### Goal
List each line of the data that holds the word "icon".

**********

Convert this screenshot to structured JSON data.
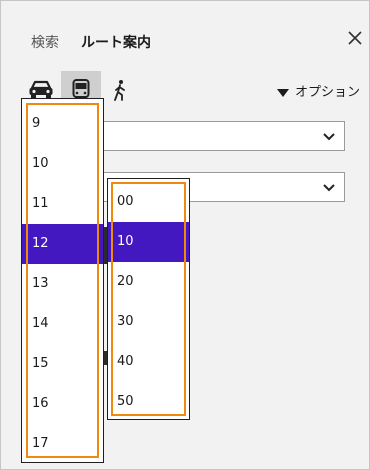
{
  "tabs": {
    "search": "検索",
    "route": "ルート案内"
  },
  "modes": {
    "car": "car-icon",
    "bus": "bus-icon",
    "walk": "walk-icon"
  },
  "options_label": "オプション",
  "hours": {
    "items": [
      "9",
      "10",
      "11",
      "12",
      "13",
      "14",
      "15",
      "16",
      "17"
    ],
    "selected": "12"
  },
  "minutes": {
    "items": [
      "00",
      "10",
      "20",
      "30",
      "40",
      "50"
    ],
    "selected": "10"
  },
  "colors": {
    "selection": "#4318c0",
    "highlight": "#f08a0e"
  }
}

**********

### Answer
    "car": "car-icon",
    "bus": "bus-icon",
    "walk": "walk-icon"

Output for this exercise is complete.